-- TASK GOAL --
Give each line of the material below as a JSON list of strings, one string per line. Skip blank lines and leave the pictures out.

[start of RECORDS FOR THIS EXERCISE]

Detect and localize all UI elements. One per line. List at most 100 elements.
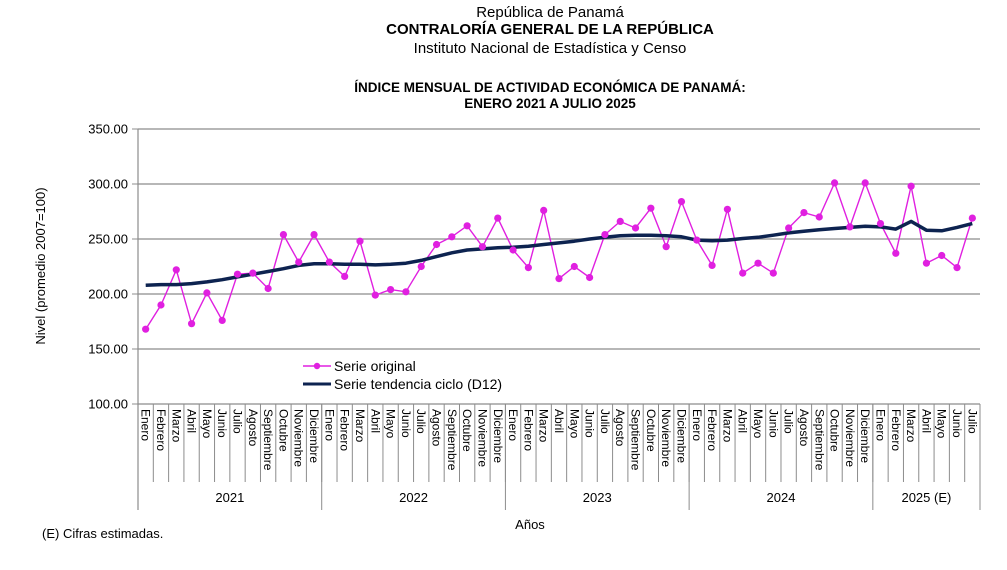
month-label: Mayo [200,409,214,439]
month-label: Abril [368,409,382,433]
data-point [907,182,915,190]
month-label: Noviembre [659,409,673,467]
month-label: Abril [919,409,933,433]
month-label: Agosto [246,409,260,447]
year-label: 2024 [767,490,796,505]
data-point [616,217,624,225]
data-point [371,291,379,299]
month-label: Mayo [751,409,765,439]
month-label: Octubre [276,409,290,452]
data-point [953,264,961,272]
data-point [356,237,364,245]
y-tick-label: 250.00 [88,232,128,247]
y-tick-label: 100.00 [88,397,128,412]
data-point [861,179,869,187]
y-axis-title: Nivel (promedio 2007=100) [33,187,48,344]
month-label: Marzo [904,409,918,443]
header-country: República de Panamá [476,4,624,21]
data-point [494,214,502,222]
x-axis: Enero Febrero Marzo Abril Mayo Junio Julio Agos… [137,403,981,510]
data-point [157,301,165,309]
footnote: (E) Cifras estimadas. [42,526,164,541]
series-original-line [145,180,973,330]
month-label: Diciembre [674,409,688,463]
data-point [432,240,441,249]
month-label: Agosto [797,409,811,447]
data-point [708,261,716,269]
legend-original-marker [313,362,321,370]
data-point [387,286,395,294]
month-label: Febrero [154,409,168,451]
data-point [968,214,976,222]
gridlines [138,128,980,350]
month-label: Septiembre [629,409,643,471]
header-institute: Instituto Nacional de Estadística y Cens… [413,40,687,57]
month-label: Junio [583,409,597,438]
data-point [769,269,777,277]
data-point [295,258,303,266]
series-trend-line [145,219,973,287]
month-label: Mayo [567,409,581,439]
year-label: 2022 [399,490,428,505]
data-point [892,249,900,257]
month-label: Enero [873,409,887,441]
data-point [310,231,318,239]
data-point [264,284,272,293]
month-label: Noviembre [843,409,857,467]
y-tick-label: 350.00 [88,122,128,137]
data-point [830,179,839,187]
data-point [938,251,946,260]
data-point [142,325,150,333]
month-label: Febrero [889,409,903,451]
data-point [249,269,257,277]
data-point [601,231,609,239]
month-label: Marzo [537,409,551,443]
y-tick-label: 300.00 [88,177,128,192]
data-point [509,246,517,254]
month-label: Agosto [613,409,627,447]
month-label: Diciembre [307,409,321,463]
data-point [463,222,471,230]
month-label: Septiembre [261,409,275,471]
data-point [218,316,226,324]
data-point [524,264,532,272]
data-point [922,259,931,267]
y-tick-label: 150.00 [88,342,128,357]
month-label: Febrero [338,409,352,451]
data-point [279,231,288,239]
legend-original-label: Serie original [334,358,416,374]
month-label: Febrero [521,409,535,451]
year-label: 2025 (E) [901,490,951,505]
month-label: Junio [766,409,780,438]
series-lines [142,179,976,333]
data-point [187,320,196,328]
data-point [677,198,686,206]
month-label: Enero [322,409,336,441]
month-label: Julio [782,409,796,434]
month-label: Enero [690,409,704,441]
month-label: Noviembre [475,409,489,467]
month-label: Marzo [169,409,183,443]
month-label: Marzo [353,409,367,443]
data-point [785,224,793,232]
data-point [662,243,670,251]
data-point [417,262,425,271]
month-label: Julio [414,409,428,434]
data-point [540,206,548,214]
header-institution: CONTRALORÍA GENERAL DE LA REPÚBLICA [386,21,714,38]
data-point [647,204,655,212]
legend: Serie original Serie tendencia ciclo (D12… [303,358,502,392]
data-point [693,236,701,244]
month-label: Noviembre [292,409,306,467]
data-point [739,269,747,277]
month-label: Octubre [460,409,474,452]
data-point [478,243,487,251]
month-label: Julio [598,409,612,434]
month-label: Diciembre [858,409,872,463]
year-label: 2021 [215,490,244,505]
month-label: Mayo [384,409,398,439]
month-label: Septiembre [445,409,459,471]
y-axis: 100.00 150.00 200.00 250.00 300.00 350.00 [88,122,139,510]
month-label: Octubre [644,409,658,452]
chart-subtitle: ENERO 2021 A JULIO 2025 [464,96,636,111]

[end of RECORDS FOR THIS EXERCISE]

-- COMPLETE RESPONSE --
[
  "Detect and localize all UI elements. One per line. List at most 100 elements.",
  "month-label: Mayo [200,409,214,439]",
  "month-label: Abril [368,409,382,433]",
  "data-point [907,182,915,190]",
  "month-label: Noviembre [659,409,673,467]",
  "month-label: Abril [919,409,933,433]",
  "month-label: Agosto [246,409,260,447]",
  "year-label: 2024 [767,490,796,505]",
  "data-point [616,217,624,225]",
  "data-point [371,291,379,299]",
  "month-label: Mayo [751,409,765,439]",
  "month-label: Octubre [276,409,290,452]",
  "data-point [953,264,961,272]",
  "data-point [356,237,364,245]",
  "y-tick-label: 250.00 [88,232,128,247]",
  "y-tick-label: 100.00 [88,397,128,412]",
  "data-point [861,179,869,187]",
  "y-axis-title: Nivel (promedio 2007=100) [33,187,48,344]",
  "month-label: Marzo [904,409,918,443]",
  "header-country: República de Panamá [476,4,624,21]",
  "data-point [494,214,502,222]",
  "x-axis: Enero Febrero Marzo Abril Mayo Junio Julio Agos… [137,403,981,510]",
  "data-point [157,301,165,309]",
  "footnote: (E) Cifras estimadas. [42,526,164,541]",
  "series-original-line [145,180,973,330]",
  "month-label: Diciembre [674,409,688,463]",
  "data-point [432,240,441,249]",
  "month-label: Agosto [797,409,811,447]",
  "data-point [708,261,716,269]",
  "legend-original-marker [313,362,321,370]",
  "data-point [387,286,395,294]",
  "month-label: Febrero [154,409,168,451]",
  "data-point [968,214,976,222]",
  "gridlines [138,128,980,350]",
  "month-label: Septiembre [629,409,643,471]",
  "header-institute: Instituto Nacional de Estadística y Cens… [413,40,687,57]",
  "month-label: Junio [583,409,597,438]",
  "data-point [769,269,777,277]",
  "data-point [295,258,303,266]",
  "series-trend-line [145,219,973,287]",
  "month-label: Mayo [567,409,581,439]",
  "year-label: 2022 [399,490,428,505]",
  "data-point [892,249,900,257]",
  "month-label: Enero [873,409,887,441]",
  "data-point [310,231,318,239]",
  "data-point [264,284,272,293]",
  "month-label: Noviembre [843,409,857,467]",
  "y-tick-label: 350.00 [88,122,128,137]",
  "data-point [830,179,839,187]",
  "data-point [938,251,946,260]",
  "data-point [142,325,150,333]",
  "month-label: Febrero [889,409,903,451]",
  "data-point [249,269,257,277]",
  "data-point [601,231,609,239]",
  "month-label: Marzo [537,409,551,443]",
  "y-tick-label: 300.00 [88,177,128,192]",
  "data-point [509,246,517,254]",
  "month-label: Agosto [613,409,627,447]",
  "month-label: Diciembre [307,409,321,463]",
  "data-point [463,222,471,230]",
  "month-label: Septiembre [261,409,275,471]",
  "data-point [218,316,226,324]",
  "data-point [524,264,532,272]",
  "data-point [922,259,931,267]",
  "y-tick-label: 150.00 [88,342,128,357]",
  "month-label: Febrero [338,409,352,451]",
  "data-point [279,231,288,239]",
  "legend-original-label: Serie original [334,358,416,374]",
  "month-label: Febrero [521,409,535,451]",
  "year-label: 2025 (E) [901,490,951,505]",
  "month-label: Junio [766,409,780,438]",
  "series-lines [142,179,976,333]",
  "data-point [187,320,196,328]",
  "data-point [677,198,686,206]",
  "month-label: Enero [322,409,336,441]",
  "month-label: Julio [782,409,796,434]",
  "month-label: Enero [690,409,704,441]",
  "month-label: Noviembre [475,409,489,467]",
  "month-label: Marzo [169,409,183,443]",
  "month-label: Marzo [353,409,367,443]",
  "data-point [785,224,793,232]",
  "data-point [662,243,670,251]",
  "data-point [417,262,425,271]",
  "month-label: Julio [414,409,428,434]",
  "data-point [540,206,548,214]",
  "header-institution: CONTRALORÍA GENERAL DE LA REPÚBLICA [386,21,714,38]",
  "data-point [647,204,655,212]",
  "legend: Serie original Serie tendencia ciclo (D12… [303,358,502,392]",
  "data-point [693,236,701,244]",
  "month-label: Noviembre [292,409,306,467]",
  "data-point [739,269,747,277]",
  "month-label: Octubre [460,409,474,452]",
  "data-point [478,243,487,251]",
  "month-label: Julio [598,409,612,434]",
  "month-label: Diciembre [858,409,872,463]",
  "year-label: 2021 [215,490,244,505]",
  "month-label: Mayo [384,409,398,439]",
  "month-label: Septiembre [445,409,459,471]",
  "y-axis: 100.00 150.00 200.00 250.00 300.00 350.00 [88,122,139,510]",
  "month-label: Octubre [644,409,658,452]",
  "chart-subtitle: ENERO 2021 A JULIO 2025 [464,96,636,111]"
]